* begin Provided material *

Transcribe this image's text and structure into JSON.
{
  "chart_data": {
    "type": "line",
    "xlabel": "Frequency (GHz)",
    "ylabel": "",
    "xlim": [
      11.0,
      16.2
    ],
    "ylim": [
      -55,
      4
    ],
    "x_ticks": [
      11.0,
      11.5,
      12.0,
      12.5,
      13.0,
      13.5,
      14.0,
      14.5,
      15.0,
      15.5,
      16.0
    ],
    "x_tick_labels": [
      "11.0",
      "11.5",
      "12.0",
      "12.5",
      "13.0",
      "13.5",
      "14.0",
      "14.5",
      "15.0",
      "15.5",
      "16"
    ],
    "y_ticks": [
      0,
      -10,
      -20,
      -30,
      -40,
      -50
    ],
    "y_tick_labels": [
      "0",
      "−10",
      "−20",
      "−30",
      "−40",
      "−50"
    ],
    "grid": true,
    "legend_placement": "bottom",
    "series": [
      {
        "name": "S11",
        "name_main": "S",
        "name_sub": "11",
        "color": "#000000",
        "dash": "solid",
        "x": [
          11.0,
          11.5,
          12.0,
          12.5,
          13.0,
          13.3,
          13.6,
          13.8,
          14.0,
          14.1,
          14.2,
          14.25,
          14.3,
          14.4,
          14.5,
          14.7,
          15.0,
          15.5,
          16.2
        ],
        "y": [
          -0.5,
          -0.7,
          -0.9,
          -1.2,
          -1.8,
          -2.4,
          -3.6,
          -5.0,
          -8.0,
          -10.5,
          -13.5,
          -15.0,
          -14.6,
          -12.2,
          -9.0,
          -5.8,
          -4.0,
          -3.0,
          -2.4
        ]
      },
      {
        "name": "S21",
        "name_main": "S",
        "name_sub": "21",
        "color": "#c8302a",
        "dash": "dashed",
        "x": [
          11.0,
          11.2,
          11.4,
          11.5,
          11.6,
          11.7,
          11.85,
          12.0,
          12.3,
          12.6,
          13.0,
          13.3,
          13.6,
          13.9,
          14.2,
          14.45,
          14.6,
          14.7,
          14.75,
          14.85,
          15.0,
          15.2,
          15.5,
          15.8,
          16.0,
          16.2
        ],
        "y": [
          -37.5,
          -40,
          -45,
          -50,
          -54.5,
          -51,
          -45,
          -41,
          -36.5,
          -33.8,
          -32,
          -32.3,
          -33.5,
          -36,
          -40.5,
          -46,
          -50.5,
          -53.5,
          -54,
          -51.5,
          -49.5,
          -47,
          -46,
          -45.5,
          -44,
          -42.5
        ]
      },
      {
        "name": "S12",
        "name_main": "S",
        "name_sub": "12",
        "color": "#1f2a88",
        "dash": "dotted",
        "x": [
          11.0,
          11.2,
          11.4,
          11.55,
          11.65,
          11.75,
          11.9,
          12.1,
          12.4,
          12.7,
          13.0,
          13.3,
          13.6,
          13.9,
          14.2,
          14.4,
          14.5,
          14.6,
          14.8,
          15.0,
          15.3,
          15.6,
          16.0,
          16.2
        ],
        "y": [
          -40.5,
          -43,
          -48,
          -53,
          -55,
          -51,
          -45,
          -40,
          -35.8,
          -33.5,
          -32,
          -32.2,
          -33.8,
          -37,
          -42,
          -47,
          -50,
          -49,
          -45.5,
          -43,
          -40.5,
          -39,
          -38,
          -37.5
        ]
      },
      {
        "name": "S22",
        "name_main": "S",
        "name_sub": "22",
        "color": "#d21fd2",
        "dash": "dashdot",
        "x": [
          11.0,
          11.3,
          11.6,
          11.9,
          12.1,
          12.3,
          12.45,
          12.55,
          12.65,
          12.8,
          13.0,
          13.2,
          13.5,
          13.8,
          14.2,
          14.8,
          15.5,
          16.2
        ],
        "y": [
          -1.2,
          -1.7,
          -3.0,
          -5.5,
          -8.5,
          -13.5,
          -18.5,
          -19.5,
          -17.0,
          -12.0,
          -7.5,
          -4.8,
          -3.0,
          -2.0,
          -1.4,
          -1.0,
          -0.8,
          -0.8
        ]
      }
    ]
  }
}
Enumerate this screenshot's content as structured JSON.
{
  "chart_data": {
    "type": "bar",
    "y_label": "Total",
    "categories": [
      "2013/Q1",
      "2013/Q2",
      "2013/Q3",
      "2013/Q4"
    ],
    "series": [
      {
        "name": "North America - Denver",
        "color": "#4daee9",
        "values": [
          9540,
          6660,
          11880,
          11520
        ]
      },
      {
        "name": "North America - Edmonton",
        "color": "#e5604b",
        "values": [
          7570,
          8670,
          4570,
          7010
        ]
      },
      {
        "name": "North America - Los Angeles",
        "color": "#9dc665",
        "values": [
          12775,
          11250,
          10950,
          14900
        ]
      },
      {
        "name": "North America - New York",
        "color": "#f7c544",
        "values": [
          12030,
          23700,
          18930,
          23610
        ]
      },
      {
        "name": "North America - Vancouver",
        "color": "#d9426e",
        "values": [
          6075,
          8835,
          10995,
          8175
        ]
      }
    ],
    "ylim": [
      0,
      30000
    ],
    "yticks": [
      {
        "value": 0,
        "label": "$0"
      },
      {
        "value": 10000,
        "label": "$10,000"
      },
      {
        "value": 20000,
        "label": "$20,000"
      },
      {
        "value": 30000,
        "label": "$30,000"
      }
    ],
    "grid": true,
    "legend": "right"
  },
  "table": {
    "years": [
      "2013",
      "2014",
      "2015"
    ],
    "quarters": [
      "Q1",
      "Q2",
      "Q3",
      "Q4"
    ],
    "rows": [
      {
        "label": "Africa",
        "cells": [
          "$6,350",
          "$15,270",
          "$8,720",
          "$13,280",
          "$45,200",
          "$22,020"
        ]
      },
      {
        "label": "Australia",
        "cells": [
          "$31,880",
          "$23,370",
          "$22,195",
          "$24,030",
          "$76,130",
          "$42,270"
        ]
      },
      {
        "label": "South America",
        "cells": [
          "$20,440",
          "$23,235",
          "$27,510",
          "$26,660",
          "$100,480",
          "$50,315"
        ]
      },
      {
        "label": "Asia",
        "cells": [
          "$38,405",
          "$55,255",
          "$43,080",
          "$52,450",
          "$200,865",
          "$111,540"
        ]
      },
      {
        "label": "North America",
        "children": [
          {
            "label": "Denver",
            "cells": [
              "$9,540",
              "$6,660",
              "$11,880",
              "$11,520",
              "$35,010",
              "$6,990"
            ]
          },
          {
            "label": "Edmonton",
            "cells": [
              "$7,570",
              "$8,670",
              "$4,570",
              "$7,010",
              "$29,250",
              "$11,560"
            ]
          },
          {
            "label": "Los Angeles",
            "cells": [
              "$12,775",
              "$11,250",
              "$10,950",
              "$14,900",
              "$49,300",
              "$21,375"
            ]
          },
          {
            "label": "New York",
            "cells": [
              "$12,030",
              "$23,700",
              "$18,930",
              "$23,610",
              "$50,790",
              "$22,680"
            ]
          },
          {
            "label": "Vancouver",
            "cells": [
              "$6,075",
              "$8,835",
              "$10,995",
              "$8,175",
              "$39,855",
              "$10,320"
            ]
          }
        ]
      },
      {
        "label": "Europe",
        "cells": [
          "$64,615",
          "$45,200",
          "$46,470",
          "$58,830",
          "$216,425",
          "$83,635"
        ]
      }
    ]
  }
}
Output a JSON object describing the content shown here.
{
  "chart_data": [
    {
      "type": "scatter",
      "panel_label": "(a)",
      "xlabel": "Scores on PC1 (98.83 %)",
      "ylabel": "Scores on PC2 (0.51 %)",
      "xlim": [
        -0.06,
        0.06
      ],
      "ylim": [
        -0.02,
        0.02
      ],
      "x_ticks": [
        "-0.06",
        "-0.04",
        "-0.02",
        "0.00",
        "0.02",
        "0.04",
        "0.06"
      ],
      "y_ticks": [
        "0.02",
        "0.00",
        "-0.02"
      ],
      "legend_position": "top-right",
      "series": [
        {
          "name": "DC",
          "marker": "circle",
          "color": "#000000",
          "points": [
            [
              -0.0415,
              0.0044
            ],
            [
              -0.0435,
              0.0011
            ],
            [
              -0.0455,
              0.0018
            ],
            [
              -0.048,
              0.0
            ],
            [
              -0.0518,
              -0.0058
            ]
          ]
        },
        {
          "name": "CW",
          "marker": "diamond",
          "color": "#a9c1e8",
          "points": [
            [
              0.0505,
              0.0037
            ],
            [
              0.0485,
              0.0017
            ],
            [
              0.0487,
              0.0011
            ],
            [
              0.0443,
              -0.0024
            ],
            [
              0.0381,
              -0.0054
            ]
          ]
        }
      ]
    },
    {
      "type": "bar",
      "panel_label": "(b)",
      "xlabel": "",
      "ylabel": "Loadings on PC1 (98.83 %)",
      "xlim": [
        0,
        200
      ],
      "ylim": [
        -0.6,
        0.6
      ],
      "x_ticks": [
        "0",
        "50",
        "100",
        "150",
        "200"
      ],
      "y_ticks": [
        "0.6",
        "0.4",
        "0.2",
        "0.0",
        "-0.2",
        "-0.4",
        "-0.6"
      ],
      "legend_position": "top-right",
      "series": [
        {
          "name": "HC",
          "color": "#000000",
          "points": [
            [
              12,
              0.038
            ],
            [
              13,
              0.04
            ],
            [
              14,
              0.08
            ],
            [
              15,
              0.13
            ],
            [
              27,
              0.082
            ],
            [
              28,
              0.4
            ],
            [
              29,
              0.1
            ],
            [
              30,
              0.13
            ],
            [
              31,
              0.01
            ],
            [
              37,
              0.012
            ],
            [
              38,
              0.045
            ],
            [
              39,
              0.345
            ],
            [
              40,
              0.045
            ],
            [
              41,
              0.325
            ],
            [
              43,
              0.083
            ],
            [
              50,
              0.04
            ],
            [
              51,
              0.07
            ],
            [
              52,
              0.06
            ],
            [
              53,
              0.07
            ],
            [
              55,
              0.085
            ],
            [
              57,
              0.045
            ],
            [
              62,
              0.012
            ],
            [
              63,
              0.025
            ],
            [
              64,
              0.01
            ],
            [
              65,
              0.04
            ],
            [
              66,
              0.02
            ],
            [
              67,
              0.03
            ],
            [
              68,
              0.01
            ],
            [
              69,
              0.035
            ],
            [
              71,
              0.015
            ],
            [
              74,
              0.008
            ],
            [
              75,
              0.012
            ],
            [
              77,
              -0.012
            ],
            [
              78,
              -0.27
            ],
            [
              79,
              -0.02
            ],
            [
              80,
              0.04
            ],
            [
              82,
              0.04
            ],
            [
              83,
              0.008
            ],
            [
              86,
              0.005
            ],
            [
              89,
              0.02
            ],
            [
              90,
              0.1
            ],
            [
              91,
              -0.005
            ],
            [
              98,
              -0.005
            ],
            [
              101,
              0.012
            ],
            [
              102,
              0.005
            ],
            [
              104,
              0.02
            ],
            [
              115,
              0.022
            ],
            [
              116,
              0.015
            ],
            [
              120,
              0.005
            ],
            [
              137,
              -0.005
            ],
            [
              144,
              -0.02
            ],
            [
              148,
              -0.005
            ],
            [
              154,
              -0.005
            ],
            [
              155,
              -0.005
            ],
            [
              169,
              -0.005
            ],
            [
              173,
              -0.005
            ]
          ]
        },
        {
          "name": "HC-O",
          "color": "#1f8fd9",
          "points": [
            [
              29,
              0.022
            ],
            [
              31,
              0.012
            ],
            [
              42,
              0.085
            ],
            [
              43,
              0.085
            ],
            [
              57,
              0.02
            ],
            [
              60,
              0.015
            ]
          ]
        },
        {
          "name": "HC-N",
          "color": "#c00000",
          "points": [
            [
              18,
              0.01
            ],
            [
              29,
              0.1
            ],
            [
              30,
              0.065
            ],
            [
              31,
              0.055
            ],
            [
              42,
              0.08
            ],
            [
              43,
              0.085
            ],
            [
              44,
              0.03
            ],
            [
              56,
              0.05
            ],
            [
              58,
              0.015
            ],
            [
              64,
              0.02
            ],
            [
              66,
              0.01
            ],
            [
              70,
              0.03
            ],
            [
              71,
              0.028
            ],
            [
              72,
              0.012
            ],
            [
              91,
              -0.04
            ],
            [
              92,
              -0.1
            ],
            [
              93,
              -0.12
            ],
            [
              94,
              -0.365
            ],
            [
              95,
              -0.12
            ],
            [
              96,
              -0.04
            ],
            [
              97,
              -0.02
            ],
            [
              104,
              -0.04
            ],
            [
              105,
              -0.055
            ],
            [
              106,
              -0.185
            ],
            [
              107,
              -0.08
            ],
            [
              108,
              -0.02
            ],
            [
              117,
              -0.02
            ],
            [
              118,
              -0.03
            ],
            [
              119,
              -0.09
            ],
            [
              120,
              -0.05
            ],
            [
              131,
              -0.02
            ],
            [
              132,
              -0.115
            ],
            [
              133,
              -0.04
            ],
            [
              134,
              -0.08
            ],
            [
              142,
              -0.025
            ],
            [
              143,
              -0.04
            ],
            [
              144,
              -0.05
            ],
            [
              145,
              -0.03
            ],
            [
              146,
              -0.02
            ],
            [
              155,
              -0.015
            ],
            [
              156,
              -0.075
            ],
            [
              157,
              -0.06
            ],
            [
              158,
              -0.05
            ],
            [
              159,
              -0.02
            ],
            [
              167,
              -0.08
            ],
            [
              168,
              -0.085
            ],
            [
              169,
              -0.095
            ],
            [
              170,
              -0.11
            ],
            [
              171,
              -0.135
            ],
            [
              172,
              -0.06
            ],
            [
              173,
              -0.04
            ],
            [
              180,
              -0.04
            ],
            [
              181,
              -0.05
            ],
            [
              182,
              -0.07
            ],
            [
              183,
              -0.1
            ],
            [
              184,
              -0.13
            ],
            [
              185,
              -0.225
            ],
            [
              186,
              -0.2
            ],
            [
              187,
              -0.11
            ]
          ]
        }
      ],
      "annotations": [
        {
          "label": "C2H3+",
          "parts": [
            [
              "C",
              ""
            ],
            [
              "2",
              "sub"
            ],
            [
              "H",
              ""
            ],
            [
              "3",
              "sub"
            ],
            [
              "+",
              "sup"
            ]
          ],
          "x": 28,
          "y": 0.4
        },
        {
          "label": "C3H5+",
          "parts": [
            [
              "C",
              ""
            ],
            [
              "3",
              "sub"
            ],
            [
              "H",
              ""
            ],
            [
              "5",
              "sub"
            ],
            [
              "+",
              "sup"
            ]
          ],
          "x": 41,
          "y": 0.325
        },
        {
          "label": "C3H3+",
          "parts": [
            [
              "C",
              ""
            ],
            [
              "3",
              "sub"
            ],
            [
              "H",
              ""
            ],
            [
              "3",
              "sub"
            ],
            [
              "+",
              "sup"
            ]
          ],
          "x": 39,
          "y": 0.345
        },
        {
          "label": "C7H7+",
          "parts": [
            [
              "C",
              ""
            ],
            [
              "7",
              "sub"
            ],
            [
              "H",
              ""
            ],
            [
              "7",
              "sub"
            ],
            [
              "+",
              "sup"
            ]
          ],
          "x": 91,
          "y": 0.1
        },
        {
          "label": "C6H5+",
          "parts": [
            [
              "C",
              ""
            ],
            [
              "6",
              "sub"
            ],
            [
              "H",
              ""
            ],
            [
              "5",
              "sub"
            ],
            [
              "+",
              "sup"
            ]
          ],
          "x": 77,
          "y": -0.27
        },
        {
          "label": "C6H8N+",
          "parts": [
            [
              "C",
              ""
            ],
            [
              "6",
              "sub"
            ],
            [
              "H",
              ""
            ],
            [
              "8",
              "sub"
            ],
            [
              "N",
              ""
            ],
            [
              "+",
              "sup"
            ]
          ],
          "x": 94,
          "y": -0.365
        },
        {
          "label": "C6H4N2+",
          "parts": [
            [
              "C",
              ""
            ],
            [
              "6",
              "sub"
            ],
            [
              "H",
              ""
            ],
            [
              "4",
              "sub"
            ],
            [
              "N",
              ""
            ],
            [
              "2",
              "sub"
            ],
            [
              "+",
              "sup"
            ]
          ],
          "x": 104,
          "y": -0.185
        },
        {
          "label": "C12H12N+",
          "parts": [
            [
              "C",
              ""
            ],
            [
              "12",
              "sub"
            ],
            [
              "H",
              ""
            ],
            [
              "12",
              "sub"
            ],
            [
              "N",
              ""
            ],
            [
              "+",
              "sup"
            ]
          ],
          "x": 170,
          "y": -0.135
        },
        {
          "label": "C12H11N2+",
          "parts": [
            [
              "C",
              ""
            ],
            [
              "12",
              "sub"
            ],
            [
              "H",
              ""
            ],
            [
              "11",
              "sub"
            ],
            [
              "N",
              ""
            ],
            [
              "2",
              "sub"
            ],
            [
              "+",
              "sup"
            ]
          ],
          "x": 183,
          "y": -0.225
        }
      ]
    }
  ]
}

* end Provided material *

■ Exercise instructions ■
Copy every line of the listing that contains the word "Edmonton".

■ Task solution ■
        "name": "North America - Edmonton",
            "label": "Edmonton",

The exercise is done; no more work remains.